**Given data:**
▬▬▬
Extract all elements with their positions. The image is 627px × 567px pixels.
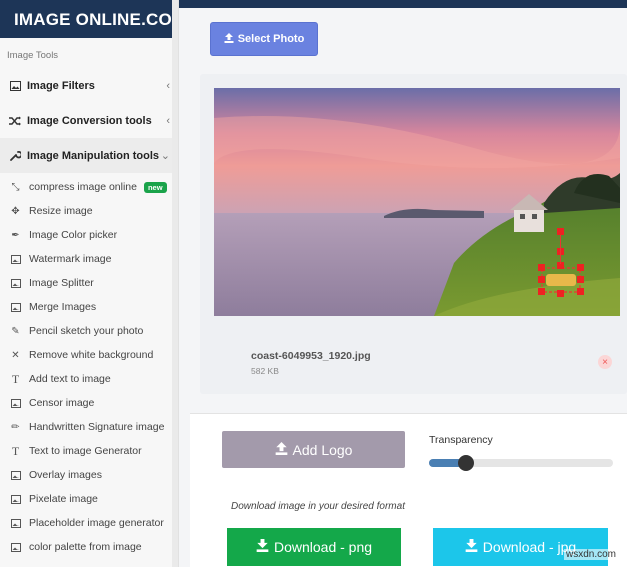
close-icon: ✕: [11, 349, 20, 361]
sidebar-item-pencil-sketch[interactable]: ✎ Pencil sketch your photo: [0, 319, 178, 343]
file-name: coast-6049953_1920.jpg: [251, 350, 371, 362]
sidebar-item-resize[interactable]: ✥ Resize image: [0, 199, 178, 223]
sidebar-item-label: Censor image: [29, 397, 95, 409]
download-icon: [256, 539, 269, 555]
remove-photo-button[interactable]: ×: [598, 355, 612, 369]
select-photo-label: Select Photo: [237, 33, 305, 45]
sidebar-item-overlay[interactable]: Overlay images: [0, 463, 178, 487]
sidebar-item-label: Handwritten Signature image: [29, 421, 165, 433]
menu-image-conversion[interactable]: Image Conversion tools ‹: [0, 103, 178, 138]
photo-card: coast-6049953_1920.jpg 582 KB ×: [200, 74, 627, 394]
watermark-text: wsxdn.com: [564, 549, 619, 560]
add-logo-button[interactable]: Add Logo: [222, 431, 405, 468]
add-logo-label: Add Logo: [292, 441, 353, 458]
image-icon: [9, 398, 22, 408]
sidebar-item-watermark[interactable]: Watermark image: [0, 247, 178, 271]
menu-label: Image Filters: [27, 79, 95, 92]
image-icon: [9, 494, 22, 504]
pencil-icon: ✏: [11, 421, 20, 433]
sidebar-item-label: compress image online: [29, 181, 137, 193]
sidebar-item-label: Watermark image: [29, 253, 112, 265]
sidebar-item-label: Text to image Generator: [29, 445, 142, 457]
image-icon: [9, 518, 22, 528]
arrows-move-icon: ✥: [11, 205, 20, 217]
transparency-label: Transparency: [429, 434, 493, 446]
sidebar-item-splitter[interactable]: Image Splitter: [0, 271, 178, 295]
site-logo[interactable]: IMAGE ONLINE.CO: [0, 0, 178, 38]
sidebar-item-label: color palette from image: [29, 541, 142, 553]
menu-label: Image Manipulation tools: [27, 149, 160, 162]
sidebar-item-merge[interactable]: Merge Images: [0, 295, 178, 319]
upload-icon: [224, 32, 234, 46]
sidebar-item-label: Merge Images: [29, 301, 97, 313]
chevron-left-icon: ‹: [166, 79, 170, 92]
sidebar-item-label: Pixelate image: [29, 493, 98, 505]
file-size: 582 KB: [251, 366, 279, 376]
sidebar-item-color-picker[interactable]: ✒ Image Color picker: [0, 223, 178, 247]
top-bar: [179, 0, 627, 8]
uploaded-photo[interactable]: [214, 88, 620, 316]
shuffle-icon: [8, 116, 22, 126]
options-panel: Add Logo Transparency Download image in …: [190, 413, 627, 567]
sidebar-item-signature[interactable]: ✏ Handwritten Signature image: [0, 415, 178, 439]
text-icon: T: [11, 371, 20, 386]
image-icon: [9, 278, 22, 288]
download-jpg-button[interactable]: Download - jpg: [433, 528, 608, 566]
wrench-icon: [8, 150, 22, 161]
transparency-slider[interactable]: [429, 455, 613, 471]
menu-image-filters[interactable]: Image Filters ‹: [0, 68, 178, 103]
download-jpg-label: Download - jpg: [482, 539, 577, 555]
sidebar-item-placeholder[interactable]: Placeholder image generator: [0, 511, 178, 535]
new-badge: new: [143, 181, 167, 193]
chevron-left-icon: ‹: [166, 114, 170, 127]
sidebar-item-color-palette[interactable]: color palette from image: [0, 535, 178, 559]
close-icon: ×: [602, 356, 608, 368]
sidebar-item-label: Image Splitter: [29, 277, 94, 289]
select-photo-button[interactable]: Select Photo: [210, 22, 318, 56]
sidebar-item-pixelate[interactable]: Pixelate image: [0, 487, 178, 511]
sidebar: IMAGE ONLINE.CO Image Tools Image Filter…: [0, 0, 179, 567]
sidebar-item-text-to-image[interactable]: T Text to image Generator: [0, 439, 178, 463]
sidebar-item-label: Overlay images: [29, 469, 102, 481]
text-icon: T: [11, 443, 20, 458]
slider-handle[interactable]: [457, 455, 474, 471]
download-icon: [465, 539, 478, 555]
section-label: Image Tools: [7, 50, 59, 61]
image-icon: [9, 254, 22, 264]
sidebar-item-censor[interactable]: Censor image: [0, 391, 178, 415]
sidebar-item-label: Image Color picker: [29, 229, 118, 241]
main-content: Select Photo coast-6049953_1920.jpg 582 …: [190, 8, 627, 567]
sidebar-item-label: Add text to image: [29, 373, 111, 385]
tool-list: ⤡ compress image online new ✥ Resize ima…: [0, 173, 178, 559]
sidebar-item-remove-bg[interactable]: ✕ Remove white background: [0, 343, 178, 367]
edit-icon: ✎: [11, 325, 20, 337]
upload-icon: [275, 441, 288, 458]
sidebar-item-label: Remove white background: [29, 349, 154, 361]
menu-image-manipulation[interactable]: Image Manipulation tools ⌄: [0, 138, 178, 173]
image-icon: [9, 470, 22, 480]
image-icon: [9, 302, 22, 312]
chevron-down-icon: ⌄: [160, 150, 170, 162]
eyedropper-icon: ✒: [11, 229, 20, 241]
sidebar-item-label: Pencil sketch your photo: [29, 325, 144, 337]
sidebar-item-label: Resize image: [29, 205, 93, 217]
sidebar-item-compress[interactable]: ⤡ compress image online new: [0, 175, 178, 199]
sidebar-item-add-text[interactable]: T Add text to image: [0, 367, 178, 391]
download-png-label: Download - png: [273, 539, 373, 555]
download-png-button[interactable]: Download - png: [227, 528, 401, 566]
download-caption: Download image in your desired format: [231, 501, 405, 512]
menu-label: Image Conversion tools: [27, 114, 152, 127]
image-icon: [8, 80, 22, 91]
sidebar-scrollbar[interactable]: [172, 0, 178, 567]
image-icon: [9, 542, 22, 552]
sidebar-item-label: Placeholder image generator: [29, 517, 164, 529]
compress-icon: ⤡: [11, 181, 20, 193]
▬▬▬
**Set exercise:**
Extract every line of the material above verbatim, and leave the pictures out of your answer.

**Task answer:**
Extract all elements with their positions. The image is 627px × 567px pixels.
close-icon: ✕: [11, 349, 20, 361]
sidebar-item-pencil-sketch[interactable]: ✎ Pencil sketch your photo: [0, 319, 178, 343]
file-name: coast-6049953_1920.jpg: [251, 350, 371, 362]
sidebar-item-resize[interactable]: ✥ Resize image: [0, 199, 178, 223]
sidebar-item-label: Censor image: [29, 397, 95, 409]
download-icon: [256, 539, 269, 555]
remove-photo-button[interactable]: ×: [598, 355, 612, 369]
select-photo-label: Select Photo: [237, 33, 305, 45]
sidebar-item-overlay[interactable]: Overlay images: [0, 463, 178, 487]
sidebar-item-label: Handwritten Signature image: [29, 421, 165, 433]
menu-image-conversion[interactable]: Image Conversion tools ‹: [0, 103, 178, 138]
photo-card: coast-6049953_1920.jpg 582 KB ×: [200, 74, 627, 394]
watermark-text: wsxdn.com: [564, 549, 619, 560]
add-logo-button[interactable]: Add Logo: [222, 431, 405, 468]
add-logo-label: Add Logo: [292, 441, 353, 458]
image-icon: [9, 398, 22, 408]
sidebar-item-watermark[interactable]: Watermark image: [0, 247, 178, 271]
menu-label: Image Filters: [27, 79, 95, 92]
image-icon: [9, 494, 22, 504]
pencil-icon: ✏: [11, 421, 20, 433]
sidebar-item-label: compress image online: [29, 181, 137, 193]
sidebar-item-label: Watermark image: [29, 253, 112, 265]
sidebar-item-label: Text to image Generator: [29, 445, 142, 457]
image-icon: [9, 518, 22, 528]
arrows-move-icon: ✥: [11, 205, 20, 217]
transparency-label: Transparency: [429, 434, 493, 446]
sidebar-item-splitter[interactable]: Image Splitter: [0, 271, 178, 295]
site-logo[interactable]: IMAGE ONLINE.CO: [0, 0, 178, 38]
sidebar-item-label: color palette from image: [29, 541, 142, 553]
menu-label: Image Manipulation tools: [27, 149, 160, 162]
sidebar-item-merge[interactable]: Merge Images: [0, 295, 178, 319]
upload-icon: [224, 32, 234, 46]
sidebar-item-label: Merge Images: [29, 301, 97, 313]
chevron-left-icon: ‹: [166, 79, 170, 92]
sidebar-item-label: Pixelate image: [29, 493, 98, 505]
file-size: 582 KB: [251, 366, 279, 376]
sidebar-item-color-picker[interactable]: ✒ Image Color picker: [0, 223, 178, 247]
top-bar: [179, 0, 627, 8]
uploaded-photo[interactable]: [214, 88, 620, 316]
shuffle-icon: [8, 116, 22, 126]
options-panel: Add Logo Transparency Download image in …: [190, 413, 627, 567]
sidebar-item-signature[interactable]: ✏ Handwritten Signature image: [0, 415, 178, 439]
text-icon: T: [11, 371, 20, 386]
image-icon: [9, 278, 22, 288]
download-jpg-button[interactable]: Download - jpg: [433, 528, 608, 566]
wrench-icon: [8, 150, 22, 161]
transparency-slider[interactable]: [429, 455, 613, 471]
menu-image-filters[interactable]: Image Filters ‹: [0, 68, 178, 103]
download-jpg-label: Download - jpg: [482, 539, 577, 555]
sidebar-item-placeholder[interactable]: Placeholder image generator: [0, 511, 178, 535]
new-badge: new: [143, 181, 167, 193]
chevron-left-icon: ‹: [166, 114, 170, 127]
sidebar-item-color-palette[interactable]: color palette from image: [0, 535, 178, 559]
close-icon: ×: [602, 356, 608, 368]
sidebar-item-label: Image Splitter: [29, 277, 94, 289]
select-photo-button[interactable]: Select Photo: [210, 22, 318, 56]
sidebar-item-pixelate[interactable]: Pixelate image: [0, 487, 178, 511]
sidebar: IMAGE ONLINE.CO Image Tools Image Filter…: [0, 0, 179, 567]
sidebar-item-text-to-image[interactable]: T Text to image Generator: [0, 439, 178, 463]
sidebar-item-label: Overlay images: [29, 469, 102, 481]
text-icon: T: [11, 443, 20, 458]
slider-handle[interactable]: [457, 455, 474, 471]
download-icon: [465, 539, 478, 555]
section-label: Image Tools: [7, 50, 59, 61]
image-icon: [9, 254, 22, 264]
sidebar-item-censor[interactable]: Censor image: [0, 391, 178, 415]
sidebar-item-label: Image Color picker: [29, 229, 118, 241]
main-content: Select Photo coast-6049953_1920.jpg 582 …: [190, 8, 627, 567]
sidebar-item-label: Add text to image: [29, 373, 111, 385]
tool-list: ⤡ compress image online new ✥ Resize ima…: [0, 173, 178, 559]
sidebar-item-remove-bg[interactable]: ✕ Remove white background: [0, 343, 178, 367]
edit-icon: ✎: [11, 325, 20, 337]
upload-icon: [275, 441, 288, 458]
sidebar-item-label: Remove white background: [29, 349, 154, 361]
menu-image-manipulation[interactable]: Image Manipulation tools ⌄: [0, 138, 178, 173]
image-icon: [9, 470, 22, 480]
image-icon: [9, 302, 22, 312]
chevron-down-icon: ⌄: [160, 150, 170, 162]
eyedropper-icon: ✒: [11, 229, 20, 241]
sidebar-item-label: Pencil sketch your photo: [29, 325, 144, 337]
sidebar-item-label: Resize image: [29, 205, 93, 217]
sidebar-item-compress[interactable]: ⤡ compress image online new: [0, 175, 178, 199]
sidebar-item-add-text[interactable]: T Add text to image: [0, 367, 178, 391]
download-png-label: Download - png: [273, 539, 373, 555]
download-png-button[interactable]: Download - png: [227, 528, 401, 566]
download-caption: Download image in your desired format: [231, 501, 405, 512]
menu-label: Image Conversion tools: [27, 114, 152, 127]
image-icon: [8, 80, 22, 91]
sidebar-scrollbar[interactable]: [172, 0, 178, 567]
image-icon: [9, 542, 22, 552]
sidebar-item-label: Placeholder image generator: [29, 517, 164, 529]
compress-icon: ⤡: [11, 181, 20, 193]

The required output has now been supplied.